◆ Written problem
Reproduce the data in its entirety, exactly as supplied.

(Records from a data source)
········

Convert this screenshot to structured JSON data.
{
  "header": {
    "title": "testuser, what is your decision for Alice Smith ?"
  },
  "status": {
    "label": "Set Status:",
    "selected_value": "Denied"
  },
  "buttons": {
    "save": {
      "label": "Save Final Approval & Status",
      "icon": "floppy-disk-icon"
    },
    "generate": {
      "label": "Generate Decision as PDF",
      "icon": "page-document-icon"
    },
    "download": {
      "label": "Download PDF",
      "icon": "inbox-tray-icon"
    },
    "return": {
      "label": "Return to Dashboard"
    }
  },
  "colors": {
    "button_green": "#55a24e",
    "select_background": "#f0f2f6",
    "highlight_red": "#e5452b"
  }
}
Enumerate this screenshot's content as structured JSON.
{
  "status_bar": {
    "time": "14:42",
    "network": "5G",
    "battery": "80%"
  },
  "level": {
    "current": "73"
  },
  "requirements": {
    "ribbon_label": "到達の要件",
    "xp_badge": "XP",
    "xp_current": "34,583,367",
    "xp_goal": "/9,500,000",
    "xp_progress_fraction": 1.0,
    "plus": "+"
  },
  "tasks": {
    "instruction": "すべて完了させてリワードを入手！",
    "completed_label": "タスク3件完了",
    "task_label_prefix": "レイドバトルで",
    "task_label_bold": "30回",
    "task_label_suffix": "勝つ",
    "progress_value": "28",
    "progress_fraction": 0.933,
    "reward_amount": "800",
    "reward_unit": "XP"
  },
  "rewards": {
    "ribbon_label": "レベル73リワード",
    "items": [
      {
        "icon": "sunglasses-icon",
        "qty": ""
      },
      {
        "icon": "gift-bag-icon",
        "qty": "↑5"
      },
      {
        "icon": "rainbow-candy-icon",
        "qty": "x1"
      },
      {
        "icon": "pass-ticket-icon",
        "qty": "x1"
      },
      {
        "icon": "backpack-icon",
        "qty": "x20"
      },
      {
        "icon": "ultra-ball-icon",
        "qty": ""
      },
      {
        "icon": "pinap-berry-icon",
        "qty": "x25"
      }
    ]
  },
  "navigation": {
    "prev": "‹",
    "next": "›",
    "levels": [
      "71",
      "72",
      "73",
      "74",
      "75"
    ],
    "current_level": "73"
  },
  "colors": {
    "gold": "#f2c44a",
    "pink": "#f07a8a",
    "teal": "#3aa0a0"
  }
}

········

◆ Response
Convert this screenshot to structured JSON data.
{
  "header": {
    "title": "testuser, what is your decision for Alice Smith ?"
  },
  "status": {
    "label": "Set Status:",
    "selected_value": "Denied"
  },
  "buttons": {
    "save": {
      "label": "Save Final Approval & Status",
      "icon": "floppy-disk-icon"
    },
    "generate": {
      "label": "Generate Decision as PDF",
      "icon": "page-document-icon"
    },
    "download": {
      "label": "Download PDF",
      "icon": "inbox-tray-icon"
    },
    "return": {
      "label": "Return to Dashboard"
    }
  },
  "colors": {
    "button_green": "#55a24e",
    "select_background": "#f0f2f6",
    "highlight_red": "#e5452b"
  }
}
Enumerate this screenshot's content as structured JSON.
{
  "status_bar": {
    "time": "14:42",
    "network": "5G",
    "battery": "80%"
  },
  "level": {
    "current": "73"
  },
  "requirements": {
    "ribbon_label": "到達の要件",
    "xp_badge": "XP",
    "xp_current": "34,583,367",
    "xp_goal": "/9,500,000",
    "xp_progress_fraction": 1.0,
    "plus": "+"
  },
  "tasks": {
    "instruction": "すべて完了させてリワードを入手！",
    "completed_label": "タスク3件完了",
    "task_label_prefix": "レイドバトルで",
    "task_label_bold": "30回",
    "task_label_suffix": "勝つ",
    "progress_value": "28",
    "progress_fraction": 0.933,
    "reward_amount": "800",
    "reward_unit": "XP"
  },
  "rewards": {
    "ribbon_label": "レベル73リワード",
    "items": [
      {
        "icon": "sunglasses-icon",
        "qty": ""
      },
      {
        "icon": "gift-bag-icon",
        "qty": "↑5"
      },
      {
        "icon": "rainbow-candy-icon",
        "qty": "x1"
      },
      {
        "icon": "pass-ticket-icon",
        "qty": "x1"
      },
      {
        "icon": "backpack-icon",
        "qty": "x20"
      },
      {
        "icon": "ultra-ball-icon",
        "qty": ""
      },
      {
        "icon": "pinap-berry-icon",
        "qty": "x25"
      }
    ]
  },
  "navigation": {
    "prev": "‹",
    "next": "›",
    "levels": [
      "71",
      "72",
      "73",
      "74",
      "75"
    ],
    "current_level": "73"
  },
  "colors": {
    "gold": "#f2c44a",
    "pink": "#f07a8a",
    "teal": "#3aa0a0"
  }
}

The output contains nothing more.